- Dataset extract:
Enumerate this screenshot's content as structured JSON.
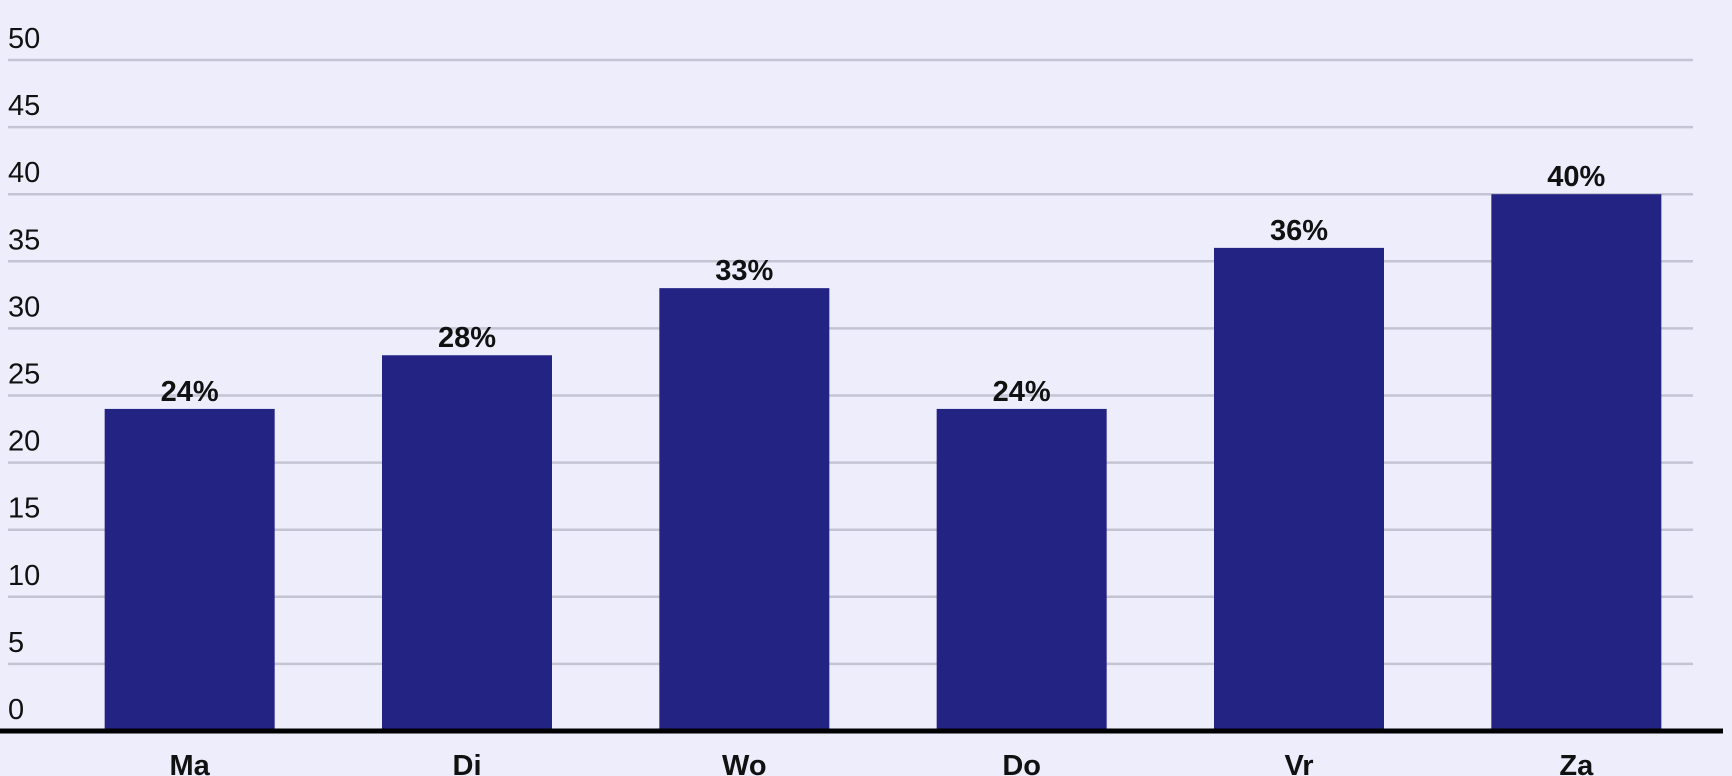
{
  "chart_data": {
    "type": "bar",
    "categories": [
      "Ma",
      "Di",
      "Wo",
      "Do",
      "Vr",
      "Za"
    ],
    "values": [
      24,
      28,
      33,
      24,
      36,
      40
    ],
    "value_labels": [
      "24%",
      "28%",
      "33%",
      "24%",
      "36%",
      "40%"
    ],
    "color": "#232384",
    "ylim": [
      0,
      50
    ],
    "yticks": [
      0,
      5,
      10,
      15,
      20,
      25,
      30,
      35,
      40,
      45,
      50
    ],
    "grid": true
  }
}
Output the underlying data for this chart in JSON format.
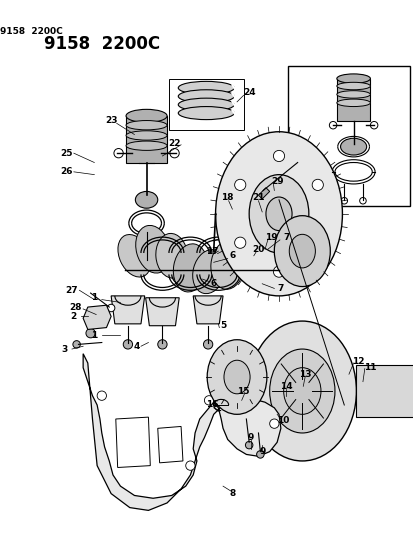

- What the task asks: From start to finish, output the listing exactly, but omit its pictures.

- Worked answer:
Enumerate this screenshot's content as structured JSON.
{
  "chart_data": {
    "type": "bar",
    "categories": [
      "Ma",
      "Di",
      "Wo",
      "Do",
      "Vr",
      "Za"
    ],
    "values": [
      24,
      28,
      33,
      24,
      36,
      40
    ],
    "value_labels": [
      "24%",
      "28%",
      "33%",
      "24%",
      "36%",
      "40%"
    ],
    "color": "#232384",
    "ylim": [
      0,
      50
    ],
    "yticks": [
      0,
      5,
      10,
      15,
      20,
      25,
      30,
      35,
      40,
      45,
      50
    ],
    "grid": true
  }
}
Output the underlying data for this chart in JSON format.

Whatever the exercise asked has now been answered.